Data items
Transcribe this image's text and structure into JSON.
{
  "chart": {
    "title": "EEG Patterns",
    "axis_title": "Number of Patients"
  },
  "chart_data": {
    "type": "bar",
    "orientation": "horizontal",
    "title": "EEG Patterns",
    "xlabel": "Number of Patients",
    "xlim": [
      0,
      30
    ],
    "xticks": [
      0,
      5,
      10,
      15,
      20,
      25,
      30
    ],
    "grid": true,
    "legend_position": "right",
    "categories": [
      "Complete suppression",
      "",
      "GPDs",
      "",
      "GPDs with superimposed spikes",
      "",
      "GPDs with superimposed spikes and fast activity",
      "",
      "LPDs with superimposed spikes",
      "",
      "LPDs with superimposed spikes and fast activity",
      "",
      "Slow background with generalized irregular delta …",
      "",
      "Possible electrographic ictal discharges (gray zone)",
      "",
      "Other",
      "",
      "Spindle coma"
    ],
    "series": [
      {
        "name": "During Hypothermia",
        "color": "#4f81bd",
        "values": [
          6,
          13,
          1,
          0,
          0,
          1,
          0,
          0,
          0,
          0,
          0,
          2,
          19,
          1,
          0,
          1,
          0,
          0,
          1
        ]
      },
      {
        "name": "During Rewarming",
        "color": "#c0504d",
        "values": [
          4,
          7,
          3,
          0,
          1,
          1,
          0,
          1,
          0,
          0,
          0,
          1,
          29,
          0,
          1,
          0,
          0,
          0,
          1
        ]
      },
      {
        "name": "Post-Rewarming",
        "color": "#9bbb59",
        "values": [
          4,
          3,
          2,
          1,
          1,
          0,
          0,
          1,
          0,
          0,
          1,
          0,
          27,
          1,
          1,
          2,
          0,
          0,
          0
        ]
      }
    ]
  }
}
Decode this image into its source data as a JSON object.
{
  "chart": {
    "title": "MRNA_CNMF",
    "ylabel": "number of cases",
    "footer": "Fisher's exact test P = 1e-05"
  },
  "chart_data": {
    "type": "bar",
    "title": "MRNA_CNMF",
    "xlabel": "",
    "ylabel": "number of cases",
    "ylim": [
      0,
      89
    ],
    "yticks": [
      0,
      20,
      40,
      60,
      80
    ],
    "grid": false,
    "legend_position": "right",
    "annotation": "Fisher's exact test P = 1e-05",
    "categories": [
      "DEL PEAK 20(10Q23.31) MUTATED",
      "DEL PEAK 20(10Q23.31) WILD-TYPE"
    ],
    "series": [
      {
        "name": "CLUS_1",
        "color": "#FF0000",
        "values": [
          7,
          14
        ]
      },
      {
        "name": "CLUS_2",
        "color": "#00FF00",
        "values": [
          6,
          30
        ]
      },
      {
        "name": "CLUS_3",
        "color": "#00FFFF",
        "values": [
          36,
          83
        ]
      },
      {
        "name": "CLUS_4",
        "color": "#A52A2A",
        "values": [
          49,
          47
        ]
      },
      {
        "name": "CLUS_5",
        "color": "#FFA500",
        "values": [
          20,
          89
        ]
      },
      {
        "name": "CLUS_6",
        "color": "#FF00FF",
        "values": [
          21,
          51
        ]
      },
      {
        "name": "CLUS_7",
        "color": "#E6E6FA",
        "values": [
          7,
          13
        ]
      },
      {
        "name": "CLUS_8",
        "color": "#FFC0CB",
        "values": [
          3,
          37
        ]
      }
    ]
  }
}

__TASK BRIEF__
Search the data above for lines holding "test" and copy each of them.

__SOLUTION TO THIS EXERCISE__
    "footer": "Fisher's exact test P = 1e-05"
    "annotation": "Fisher's exact test P = 1e-05",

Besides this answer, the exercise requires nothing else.